** begin PROVIDED DATA **
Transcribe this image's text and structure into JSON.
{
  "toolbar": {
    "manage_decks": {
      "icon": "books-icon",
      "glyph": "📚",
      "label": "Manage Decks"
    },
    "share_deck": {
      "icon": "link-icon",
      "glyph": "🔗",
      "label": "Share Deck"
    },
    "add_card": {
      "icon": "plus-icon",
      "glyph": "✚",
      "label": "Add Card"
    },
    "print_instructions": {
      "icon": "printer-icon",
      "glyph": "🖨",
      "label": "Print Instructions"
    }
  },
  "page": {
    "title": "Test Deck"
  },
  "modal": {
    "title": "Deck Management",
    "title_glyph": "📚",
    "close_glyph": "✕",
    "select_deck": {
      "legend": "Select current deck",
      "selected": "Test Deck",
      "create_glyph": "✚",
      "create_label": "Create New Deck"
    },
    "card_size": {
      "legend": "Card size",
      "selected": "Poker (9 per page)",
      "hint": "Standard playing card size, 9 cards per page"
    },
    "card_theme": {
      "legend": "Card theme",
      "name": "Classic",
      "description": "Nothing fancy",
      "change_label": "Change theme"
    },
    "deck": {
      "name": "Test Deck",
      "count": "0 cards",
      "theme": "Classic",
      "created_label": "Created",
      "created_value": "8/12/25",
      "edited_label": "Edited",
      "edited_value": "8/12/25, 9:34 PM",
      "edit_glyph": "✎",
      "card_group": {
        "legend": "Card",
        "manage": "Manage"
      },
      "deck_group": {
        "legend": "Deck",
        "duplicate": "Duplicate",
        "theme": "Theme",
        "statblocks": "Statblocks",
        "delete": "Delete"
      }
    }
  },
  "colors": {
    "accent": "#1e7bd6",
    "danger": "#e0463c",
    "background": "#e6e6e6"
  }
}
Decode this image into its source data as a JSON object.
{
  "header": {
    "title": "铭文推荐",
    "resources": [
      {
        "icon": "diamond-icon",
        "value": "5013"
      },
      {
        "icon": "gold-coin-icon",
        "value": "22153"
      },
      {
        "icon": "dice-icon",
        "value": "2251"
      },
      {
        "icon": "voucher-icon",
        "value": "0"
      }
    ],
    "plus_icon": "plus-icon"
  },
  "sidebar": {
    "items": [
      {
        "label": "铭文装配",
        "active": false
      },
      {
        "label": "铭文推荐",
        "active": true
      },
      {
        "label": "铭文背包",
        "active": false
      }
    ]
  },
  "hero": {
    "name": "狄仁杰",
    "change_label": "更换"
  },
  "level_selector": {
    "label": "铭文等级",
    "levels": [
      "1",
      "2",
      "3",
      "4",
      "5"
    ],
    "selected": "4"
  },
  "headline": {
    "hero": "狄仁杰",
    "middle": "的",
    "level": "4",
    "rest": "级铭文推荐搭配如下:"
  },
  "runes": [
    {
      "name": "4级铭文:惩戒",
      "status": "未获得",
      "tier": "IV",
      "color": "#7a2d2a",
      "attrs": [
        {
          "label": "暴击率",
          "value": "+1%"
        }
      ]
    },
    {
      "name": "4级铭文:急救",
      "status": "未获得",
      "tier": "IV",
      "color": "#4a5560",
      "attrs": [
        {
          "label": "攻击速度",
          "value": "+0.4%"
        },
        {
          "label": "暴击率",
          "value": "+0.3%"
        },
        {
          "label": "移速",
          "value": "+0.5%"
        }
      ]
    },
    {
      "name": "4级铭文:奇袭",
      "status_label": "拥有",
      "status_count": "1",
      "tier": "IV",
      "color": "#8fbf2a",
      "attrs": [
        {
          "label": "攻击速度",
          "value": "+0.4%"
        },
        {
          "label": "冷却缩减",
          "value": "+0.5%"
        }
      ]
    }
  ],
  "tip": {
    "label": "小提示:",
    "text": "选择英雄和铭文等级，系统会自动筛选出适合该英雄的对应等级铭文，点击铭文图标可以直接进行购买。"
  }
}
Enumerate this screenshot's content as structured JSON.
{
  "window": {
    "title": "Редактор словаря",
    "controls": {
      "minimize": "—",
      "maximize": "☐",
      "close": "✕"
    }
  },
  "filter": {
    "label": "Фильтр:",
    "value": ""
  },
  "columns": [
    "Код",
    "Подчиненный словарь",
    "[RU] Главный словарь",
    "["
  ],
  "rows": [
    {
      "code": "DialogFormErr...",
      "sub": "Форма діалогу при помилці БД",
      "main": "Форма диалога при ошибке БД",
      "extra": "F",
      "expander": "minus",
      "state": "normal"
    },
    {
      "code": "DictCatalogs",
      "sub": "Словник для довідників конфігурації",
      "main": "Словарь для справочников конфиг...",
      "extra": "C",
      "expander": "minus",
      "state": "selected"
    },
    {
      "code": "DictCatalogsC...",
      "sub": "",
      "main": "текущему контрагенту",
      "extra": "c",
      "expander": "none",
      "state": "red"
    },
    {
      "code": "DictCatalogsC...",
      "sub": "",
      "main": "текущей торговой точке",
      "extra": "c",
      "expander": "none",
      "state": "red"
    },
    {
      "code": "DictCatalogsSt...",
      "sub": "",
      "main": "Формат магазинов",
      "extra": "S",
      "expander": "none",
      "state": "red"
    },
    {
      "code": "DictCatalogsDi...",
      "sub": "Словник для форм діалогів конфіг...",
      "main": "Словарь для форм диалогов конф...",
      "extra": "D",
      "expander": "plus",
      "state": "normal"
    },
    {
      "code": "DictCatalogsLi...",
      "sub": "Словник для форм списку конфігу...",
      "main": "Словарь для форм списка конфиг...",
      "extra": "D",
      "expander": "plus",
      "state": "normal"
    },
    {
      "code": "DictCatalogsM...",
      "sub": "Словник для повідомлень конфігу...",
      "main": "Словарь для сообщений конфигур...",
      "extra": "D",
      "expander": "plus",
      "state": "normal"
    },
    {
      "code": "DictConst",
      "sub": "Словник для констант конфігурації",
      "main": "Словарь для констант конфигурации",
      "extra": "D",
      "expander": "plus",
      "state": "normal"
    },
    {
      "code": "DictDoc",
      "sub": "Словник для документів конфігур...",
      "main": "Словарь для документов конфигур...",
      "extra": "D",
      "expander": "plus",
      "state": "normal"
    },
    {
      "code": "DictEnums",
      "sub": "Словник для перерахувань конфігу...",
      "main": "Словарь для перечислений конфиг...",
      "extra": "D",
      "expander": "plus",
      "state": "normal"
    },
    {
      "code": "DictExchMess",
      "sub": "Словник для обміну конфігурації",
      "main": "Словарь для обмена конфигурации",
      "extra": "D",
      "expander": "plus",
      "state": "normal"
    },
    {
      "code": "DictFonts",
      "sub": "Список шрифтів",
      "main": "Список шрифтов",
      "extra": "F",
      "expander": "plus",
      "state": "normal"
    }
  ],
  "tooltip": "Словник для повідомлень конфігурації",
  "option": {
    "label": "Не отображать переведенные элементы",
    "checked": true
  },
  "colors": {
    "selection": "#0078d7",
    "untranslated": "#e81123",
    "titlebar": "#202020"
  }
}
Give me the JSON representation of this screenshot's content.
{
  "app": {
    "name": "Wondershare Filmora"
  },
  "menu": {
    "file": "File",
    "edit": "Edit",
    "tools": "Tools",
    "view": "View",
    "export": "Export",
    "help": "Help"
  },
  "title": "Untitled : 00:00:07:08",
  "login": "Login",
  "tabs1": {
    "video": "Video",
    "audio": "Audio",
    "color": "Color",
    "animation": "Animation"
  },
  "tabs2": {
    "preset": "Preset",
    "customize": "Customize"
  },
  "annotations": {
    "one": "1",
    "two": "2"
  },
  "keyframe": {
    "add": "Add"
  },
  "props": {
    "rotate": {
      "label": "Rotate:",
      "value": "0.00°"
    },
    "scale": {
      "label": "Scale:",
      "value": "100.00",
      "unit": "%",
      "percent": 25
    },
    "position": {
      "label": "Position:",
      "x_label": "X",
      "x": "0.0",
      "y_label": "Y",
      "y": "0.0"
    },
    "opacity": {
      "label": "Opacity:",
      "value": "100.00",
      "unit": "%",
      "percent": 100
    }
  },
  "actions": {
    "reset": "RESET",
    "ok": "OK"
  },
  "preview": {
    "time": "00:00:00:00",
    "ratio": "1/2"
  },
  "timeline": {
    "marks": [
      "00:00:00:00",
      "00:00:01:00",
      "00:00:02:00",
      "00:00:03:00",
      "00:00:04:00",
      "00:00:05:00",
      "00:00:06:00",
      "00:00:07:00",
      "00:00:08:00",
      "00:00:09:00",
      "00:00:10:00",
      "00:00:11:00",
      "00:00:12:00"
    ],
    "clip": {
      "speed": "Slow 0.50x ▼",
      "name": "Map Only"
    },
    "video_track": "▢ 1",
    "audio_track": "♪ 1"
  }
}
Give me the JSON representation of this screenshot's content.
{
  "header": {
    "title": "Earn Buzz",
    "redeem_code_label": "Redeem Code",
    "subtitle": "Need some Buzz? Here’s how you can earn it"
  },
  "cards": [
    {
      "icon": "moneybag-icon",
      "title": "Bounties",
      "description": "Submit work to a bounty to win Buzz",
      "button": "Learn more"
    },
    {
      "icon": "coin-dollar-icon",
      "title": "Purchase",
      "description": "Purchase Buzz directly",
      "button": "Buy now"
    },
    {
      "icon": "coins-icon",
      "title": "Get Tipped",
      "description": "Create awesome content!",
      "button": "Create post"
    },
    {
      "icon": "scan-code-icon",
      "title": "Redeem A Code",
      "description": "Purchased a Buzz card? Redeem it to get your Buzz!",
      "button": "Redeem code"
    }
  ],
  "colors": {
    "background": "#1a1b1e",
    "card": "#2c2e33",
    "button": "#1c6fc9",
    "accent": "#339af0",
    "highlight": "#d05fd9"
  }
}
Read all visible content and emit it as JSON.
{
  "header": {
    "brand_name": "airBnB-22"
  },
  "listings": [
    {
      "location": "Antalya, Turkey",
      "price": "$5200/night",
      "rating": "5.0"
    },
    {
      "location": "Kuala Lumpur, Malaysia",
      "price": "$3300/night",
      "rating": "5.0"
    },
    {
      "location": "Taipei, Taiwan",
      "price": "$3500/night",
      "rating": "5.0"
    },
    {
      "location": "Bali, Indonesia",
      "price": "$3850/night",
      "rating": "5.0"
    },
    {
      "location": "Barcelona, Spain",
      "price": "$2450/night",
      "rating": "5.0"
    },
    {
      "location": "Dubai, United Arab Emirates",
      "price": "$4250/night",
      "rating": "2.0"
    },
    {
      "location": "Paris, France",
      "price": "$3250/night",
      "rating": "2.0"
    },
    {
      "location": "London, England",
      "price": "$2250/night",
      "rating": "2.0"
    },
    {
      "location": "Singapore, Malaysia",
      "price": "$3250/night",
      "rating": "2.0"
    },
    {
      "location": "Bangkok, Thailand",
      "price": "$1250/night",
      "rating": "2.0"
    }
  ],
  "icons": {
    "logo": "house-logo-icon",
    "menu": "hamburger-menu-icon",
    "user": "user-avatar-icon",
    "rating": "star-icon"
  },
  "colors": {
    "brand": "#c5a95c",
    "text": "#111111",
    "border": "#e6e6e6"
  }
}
** end PROVIDED DATA **
PROBLEM TO SOLVE:
Only lines with the word "констант" should be collected from the material.

FINAL RESULT:
      "sub": "Словник для констант конфігурації",
      "main": "Словарь для констант конфигурации",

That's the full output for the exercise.